Pictures do not belong in the copy. Return all of the entries exactly.

══ Exercise materials

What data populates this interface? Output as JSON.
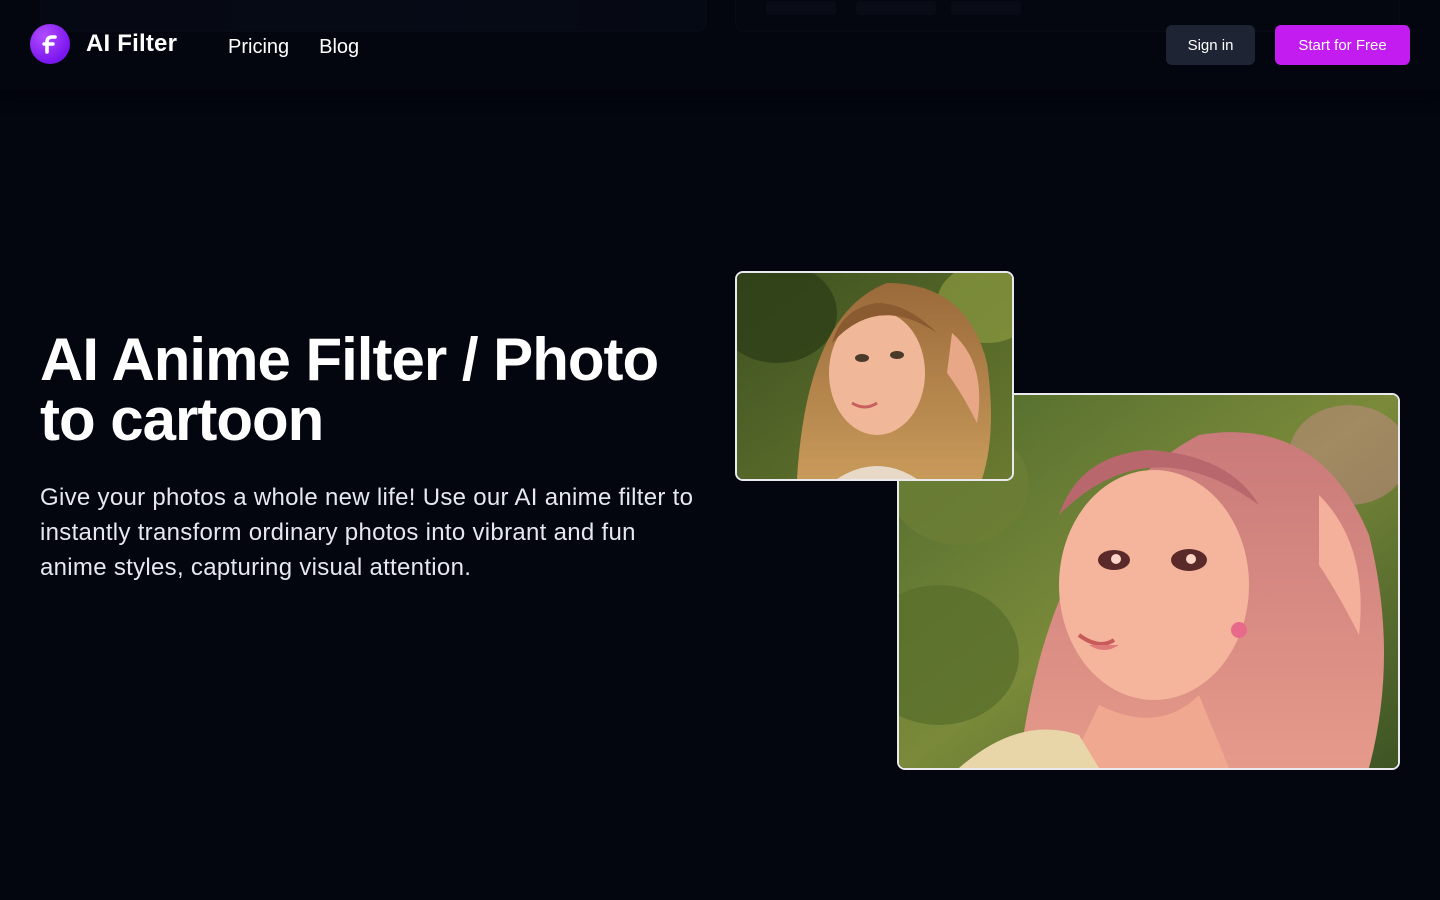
{
  "header": {
    "brand": "AI Filter",
    "nav": [
      {
        "label": "Pricing"
      },
      {
        "label": "Blog"
      }
    ],
    "sign_in_label": "Sign in",
    "start_label": "Start for Free"
  },
  "hero": {
    "title": "AI Anime Filter / Photo to cartoon",
    "description": "Give your photos a whole new life! Use our AI anime filter to instantly transform ordinary photos into vibrant and fun anime styles, capturing visual attention."
  },
  "images": {
    "before_icon": "original-photo-portrait",
    "after_icon": "anime-style-portrait"
  },
  "colors": {
    "background": "#03050f",
    "accent": "#c21cf0",
    "logo": "#8a1ff5",
    "secondary_button": "#1e2433"
  }
}
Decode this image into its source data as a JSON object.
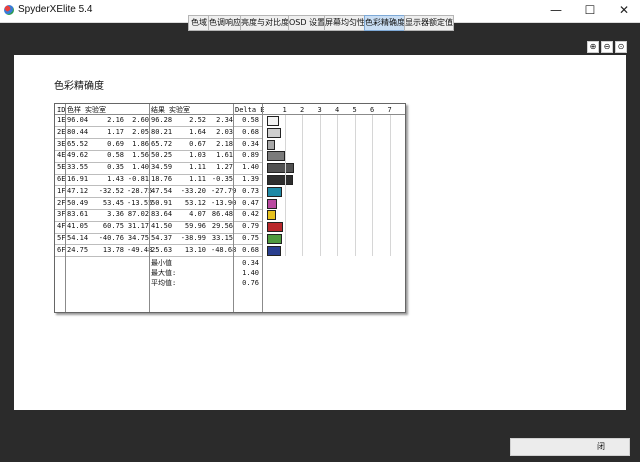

════

Output for this exercise:
What data populates this interface? Output as JSON.
{
  "header": {
    "brand": "AI Filter",
    "nav": [
      {
        "label": "Pricing"
      },
      {
        "label": "Blog"
      }
    ],
    "sign_in_label": "Sign in",
    "start_label": "Start for Free"
  },
  "hero": {
    "title": "AI Anime Filter / Photo to cartoon",
    "description": "Give your photos a whole new life! Use our AI anime filter to instantly transform ordinary photos into vibrant and fun anime styles, capturing visual attention."
  },
  "images": {
    "before_icon": "original-photo-portrait",
    "after_icon": "anime-style-portrait"
  },
  "colors": {
    "background": "#03050f",
    "accent": "#c21cf0",
    "logo": "#8a1ff5",
    "secondary_button": "#1e2433"
  }
}
Decode this image into its source data as a JSON object.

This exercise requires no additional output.